### Recorded data

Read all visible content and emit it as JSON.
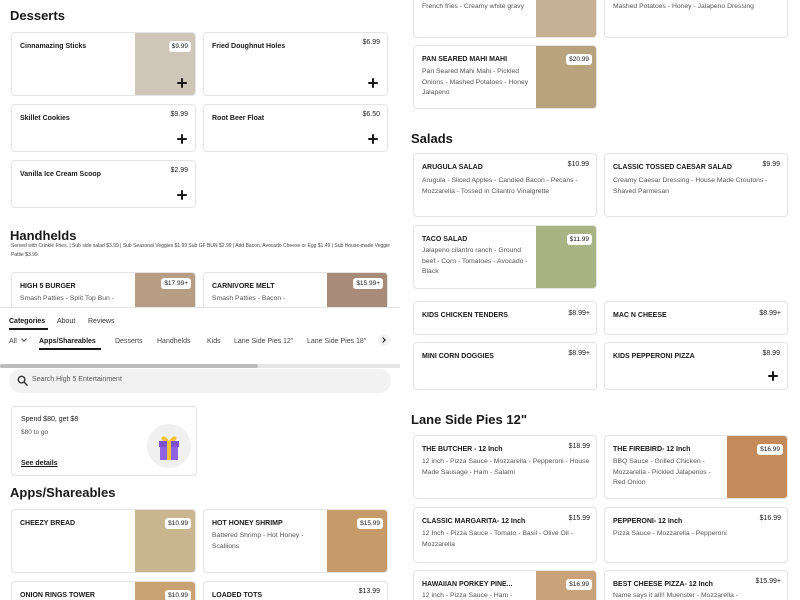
{
  "left": {
    "desserts": {
      "title": "Desserts",
      "items": [
        {
          "name": "Cinnamazing Sticks",
          "price": "$9.99"
        },
        {
          "name": "Fried Doughnut Holes",
          "price": "$6.99"
        },
        {
          "name": "Skillet Cookies",
          "price": "$9.99"
        },
        {
          "name": "Root Beer Float",
          "price": "$6.50"
        },
        {
          "name": "Vanilla Ice Cream Scoop",
          "price": "$2.99"
        }
      ]
    },
    "handhelds": {
      "title": "Handhelds",
      "subtitle": "Served with Crinkle Fries. | Sub side salad $3.99 | Sub Seasonal Veggies $1.99 Sub GF BUN $2.99 | Add Bacon, Avocado Cheese or Egg $1.49 | Sub House-made Veggie Pattie $3.99",
      "items": [
        {
          "name": "HIGH 5 BURGER",
          "price": "$17.99+",
          "desc": "Smash Patties - Split Top Bun -"
        },
        {
          "name": "CARNIVORE MELT",
          "price": "$15.99+",
          "desc": "Smash Patties - Bacon -"
        }
      ]
    },
    "nav": {
      "tabs": [
        "Categories",
        "About",
        "Reviews"
      ],
      "all_label": "All",
      "categories": [
        "Apps/Shareables",
        "Desserts",
        "Handhelds",
        "Kids",
        "Lane Side Pies 12\"",
        "Lane Side Pies 18\""
      ]
    },
    "search": {
      "placeholder": "Search High 5 Entertainment"
    },
    "promo": {
      "line1": "Spend $80, get $8",
      "line2": "$80 to go",
      "link": "See details"
    },
    "apps": {
      "title": "Apps/Shareables",
      "items": [
        {
          "name": "CHEEZY BREAD",
          "price": "$10.99",
          "desc": ""
        },
        {
          "name": "HOT HONEY SHRIMP",
          "price": "$15.99",
          "desc": "Battered Shrimp - Hot Honey - Scallions"
        },
        {
          "name": "ONION RINGS TOWER",
          "price": "$10.99",
          "desc": ""
        },
        {
          "name": "LOADED TOTS",
          "price": "$13.99",
          "desc": ""
        }
      ]
    }
  },
  "right": {
    "top_items": [
      {
        "name": "",
        "price": "",
        "desc": "House Battered Chicken tenders - French fries - Creamy white gravy"
      },
      {
        "name": "",
        "price": "",
        "desc": "Honey Jalapeño Pork Steak - Parmesan Onions - Mashed Potatoes - Honey - Jalapeno Dressing"
      },
      {
        "name": "PAN SEARED MAHI MAHI",
        "price": "$20.99",
        "desc": "Pan Seared Mahi Mahi - Pickled Onions - Mashed Potatoes - Honey Jalapeno"
      }
    ],
    "salads": {
      "title": "Salads",
      "items": [
        {
          "name": "ARUGULA SALAD",
          "price": "$10.99",
          "desc": "Arugula - Sliced Apples - Candied Bacon - Pecans - Mozzarella - Tossed in Cilantro Vinaigrette"
        },
        {
          "name": "CLASSIC TOSSED CAESAR SALAD",
          "price": "$9.99",
          "desc": "Creamy Caesar Dressing - House Made Croutons - Shaved Parmesan"
        },
        {
          "name": "TACO SALAD",
          "price": "$11.99",
          "desc": "Jalapeno cilantro ranch - Ground beef - Corn - Tomatoes - Avocado - Black"
        }
      ]
    },
    "kids": {
      "items": [
        {
          "name": "KIDS CHICKEN TENDERS",
          "price": "$8.99+"
        },
        {
          "name": "MAC N CHEESE",
          "price": "$8.99+"
        },
        {
          "name": "MINI CORN DOGGIES",
          "price": "$8.99+"
        },
        {
          "name": "KIDS PEPPERONI PIZZA",
          "price": "$8.99"
        }
      ]
    },
    "pies": {
      "title": "Lane Side Pies 12\"",
      "items": [
        {
          "name": "THE BUTCHER - 12 Inch",
          "price": "$18.99",
          "desc": "12 inch - Pizza Sauce - Mozzarella - Pepperoni - House Made Sausage - Ham - Salami"
        },
        {
          "name": "THE FIREBIRD- 12 Inch",
          "price": "$16.99",
          "desc": "BBQ Sauce - Grilled Chicken - Mozzarella - Pickled Jalapenos - Red Onion"
        },
        {
          "name": "CLASSIC MARGARITA- 12 Inch",
          "price": "$15.99",
          "desc": "12 Inch - Pizza Sauce - Tomato - Basil - Olive Oil - Mozzarella"
        },
        {
          "name": "PEPPERONI- 12 Inch",
          "price": "$16.99",
          "desc": "Pizza Sauce - Mozzarella - Pepperoni"
        },
        {
          "name": "HAWAIIAN PORKEY PINE...",
          "price": "$16.99",
          "desc": "12 inch - Pizza Sauce - Ham -"
        },
        {
          "name": "BEST CHEESE PIZZA- 12 Inch",
          "price": "$15.99+",
          "desc": "Name says it all!! Muenster - Mozzarella -"
        }
      ]
    }
  }
}
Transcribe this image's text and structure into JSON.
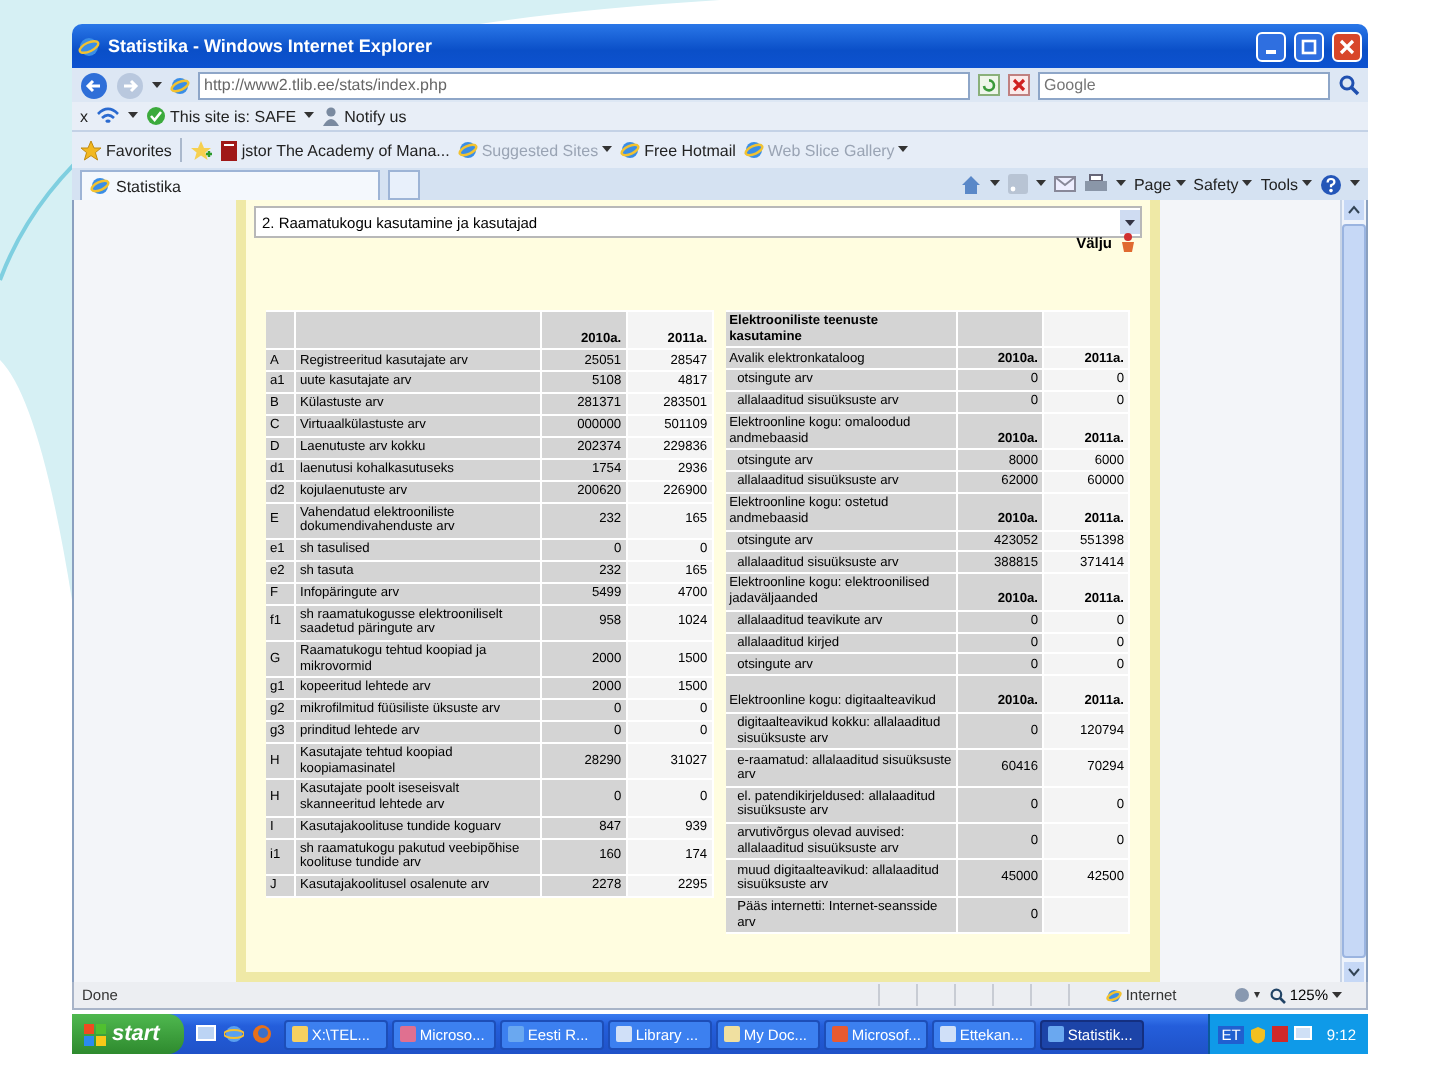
{
  "window": {
    "title": "Statistika - Windows Internet Explorer"
  },
  "address_bar": {
    "url": "http://www2.tlib.ee/stats/index.php"
  },
  "search": {
    "placeholder": "Google"
  },
  "links_toolbar": {
    "close": "x",
    "site_status": "This site is: SAFE",
    "notify": "Notify us"
  },
  "favorites_bar": {
    "favorites": "Favorites",
    "items": [
      {
        "label": "jstor The Academy of Mana...",
        "kind": "book",
        "menu": false,
        "disabled": false
      },
      {
        "label": "Suggested Sites",
        "kind": "globe",
        "menu": true,
        "disabled": true
      },
      {
        "label": "Free Hotmail",
        "kind": "globe",
        "menu": false,
        "disabled": false
      },
      {
        "label": "Web Slice Gallery",
        "kind": "globe",
        "menu": true,
        "disabled": true
      }
    ]
  },
  "tabs": [
    {
      "label": "Statistika",
      "selected": true
    }
  ],
  "command_bar": [
    "Page",
    "Safety",
    "Tools"
  ],
  "page": {
    "report_select": "2. Raamatukogu kasutamine ja kasutajad",
    "exit": "Välju"
  },
  "library_table": {
    "columns": [
      "2010a.",
      "2011a."
    ],
    "rows": [
      {
        "code": "A",
        "label": "Registreeritud kasutajate arv",
        "v2010": "25051",
        "v2011": "28547"
      },
      {
        "code": "a1",
        "label": "uute kasutajate arv",
        "v2010": "5108",
        "v2011": "4817"
      },
      {
        "code": "B",
        "label": "Külastuste arv",
        "v2010": "281371",
        "v2011": "283501"
      },
      {
        "code": "C",
        "label": "Virtuaalkülastuste arv",
        "v2010": "000000",
        "v2011": "501109"
      },
      {
        "code": "D",
        "label": "Laenutuste arv kokku",
        "v2010": "202374",
        "v2011": "229836"
      },
      {
        "code": "d1",
        "label": "laenutusi kohalkasutuseks",
        "v2010": "1754",
        "v2011": "2936"
      },
      {
        "code": "d2",
        "label": "kojulaenutuste arv",
        "v2010": "200620",
        "v2011": "226900"
      },
      {
        "code": "E",
        "label": "Vahendatud elektrooniliste dokumendivahenduste arv",
        "v2010": "232",
        "v2011": "165"
      },
      {
        "code": "e1",
        "label": "sh tasulised",
        "v2010": "0",
        "v2011": "0"
      },
      {
        "code": "e2",
        "label": "sh tasuta",
        "v2010": "232",
        "v2011": "165"
      },
      {
        "code": "F",
        "label": "Infopäringute arv",
        "v2010": "5499",
        "v2011": "4700"
      },
      {
        "code": "f1",
        "label": "sh raamatukogusse elektrooniliselt saadetud päringute arv",
        "v2010": "958",
        "v2011": "1024"
      },
      {
        "code": "G",
        "label": "Raamatukogu tehtud koopiad ja mikrovormid",
        "v2010": "2000",
        "v2011": "1500"
      },
      {
        "code": "g1",
        "label": "kopeeritud lehtede arv",
        "v2010": "2000",
        "v2011": "1500"
      },
      {
        "code": "g2",
        "label": "mikrofilmitud füüsiliste üksuste arv",
        "v2010": "0",
        "v2011": "0"
      },
      {
        "code": "g3",
        "label": "prinditud lehtede arv",
        "v2010": "0",
        "v2011": "0"
      },
      {
        "code": "H",
        "label": "Kasutajate tehtud koopiad koopiamasinatel",
        "v2010": "28290",
        "v2011": "31027"
      },
      {
        "code": "H",
        "label": "Kasutajate poolt iseseisvalt skanneeritud lehtede arv",
        "v2010": "0",
        "v2011": "0"
      },
      {
        "code": "I",
        "label": "Kasutajakoolituse tundide koguarv",
        "v2010": "847",
        "v2011": "939"
      },
      {
        "code": "i1",
        "label": "sh raamatukogu pakutud veebipõhise koolituse tundide arv",
        "v2010": "160",
        "v2011": "174"
      },
      {
        "code": "J",
        "label": "Kasutajakoolitusel osalenute arv",
        "v2010": "2278",
        "v2011": "2295"
      }
    ]
  },
  "eservices_table": {
    "title": "Elektrooniliste teenuste kasutamine",
    "rows": [
      {
        "kind": "header",
        "label": "Avalik elektronkataloog",
        "v2010": "2010a.",
        "v2011": "2011a."
      },
      {
        "kind": "item",
        "label": "otsingute arv",
        "v2010": "0",
        "v2011": "0"
      },
      {
        "kind": "item",
        "label": "allalaaditud sisuüksuste arv",
        "v2010": "0",
        "v2011": "0"
      },
      {
        "kind": "header",
        "label": "Elektroonline kogu: omaloodud andmebaasid",
        "v2010": "2010a.",
        "v2011": "2011a."
      },
      {
        "kind": "item",
        "label": "otsingute arv",
        "v2010": "8000",
        "v2011": "6000"
      },
      {
        "kind": "item",
        "label": "allalaaditud sisuüksuste arv",
        "v2010": "62000",
        "v2011": "60000"
      },
      {
        "kind": "header",
        "label": "Elektroonline kogu: ostetud andmebaasid",
        "v2010": "2010a.",
        "v2011": "2011a."
      },
      {
        "kind": "item",
        "label": "otsingute arv",
        "v2010": "423052",
        "v2011": "551398"
      },
      {
        "kind": "item",
        "label": "allalaaditud sisuüksuste arv",
        "v2010": "388815",
        "v2011": "371414"
      },
      {
        "kind": "header",
        "label": "Elektroonline kogu: elektroonilised jadaväljaanded",
        "v2010": "2010a.",
        "v2011": "2011a."
      },
      {
        "kind": "item",
        "label": "allalaaditud teavikute arv",
        "v2010": "0",
        "v2011": "0"
      },
      {
        "kind": "item",
        "label": "allalaaditud kirjed",
        "v2010": "0",
        "v2011": "0"
      },
      {
        "kind": "item",
        "label": "otsingute arv",
        "v2010": "0",
        "v2011": "0"
      },
      {
        "kind": "spaced_header",
        "label": "Elektroonline kogu: digitaalteavikud",
        "v2010": "2010a.",
        "v2011": "2011a."
      },
      {
        "kind": "item",
        "label": "digitaalteavikud kokku: allalaaditud sisuüksuste arv",
        "v2010": "0",
        "v2011": "120794"
      },
      {
        "kind": "item",
        "label": "e-raamatud: allalaaditud sisuüksuste arv",
        "v2010": "60416",
        "v2011": "70294"
      },
      {
        "kind": "item",
        "label": "el. patendikirjeldused: allalaaditud sisuüksuste arv",
        "v2010": "0",
        "v2011": "0"
      },
      {
        "kind": "item",
        "label": "arvutivõrgus olevad auvised: allalaaditud sisuüksuste arv",
        "v2010": "0",
        "v2011": "0"
      },
      {
        "kind": "item",
        "label": "muud digitaalteavikud: allalaaditud sisuüksuste arv",
        "v2010": "45000",
        "v2011": "42500"
      },
      {
        "kind": "item",
        "label": "Pääs internetti: Internet-seansside arv",
        "v2010": "0"
      }
    ]
  },
  "status_bar": {
    "text": "Done",
    "zone": "Internet",
    "zoom": "125%"
  },
  "taskbar": {
    "start": "start",
    "tasks": [
      {
        "label": "X:\\TEL...",
        "selected": false
      },
      {
        "label": "Microso...",
        "selected": false
      },
      {
        "label": "Eesti R...",
        "selected": false
      },
      {
        "label": "Library ...",
        "selected": false
      },
      {
        "label": "My Doc...",
        "selected": false
      },
      {
        "label": "Microsof...",
        "selected": false
      },
      {
        "label": "Ettekan...",
        "selected": false
      },
      {
        "label": "Statistik...",
        "selected": true
      }
    ],
    "tray": {
      "language": "ET",
      "time": "9:12"
    }
  }
}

######

● **Exercise aim**
Pick out each line above that includes "lehtede" and show it.

● **The output**
        "label": "kopeeritud lehtede arv",
        "label": "prinditud lehtede arv",
        "label": "Kasutajate poolt iseseisvalt skanneeritud lehtede arv",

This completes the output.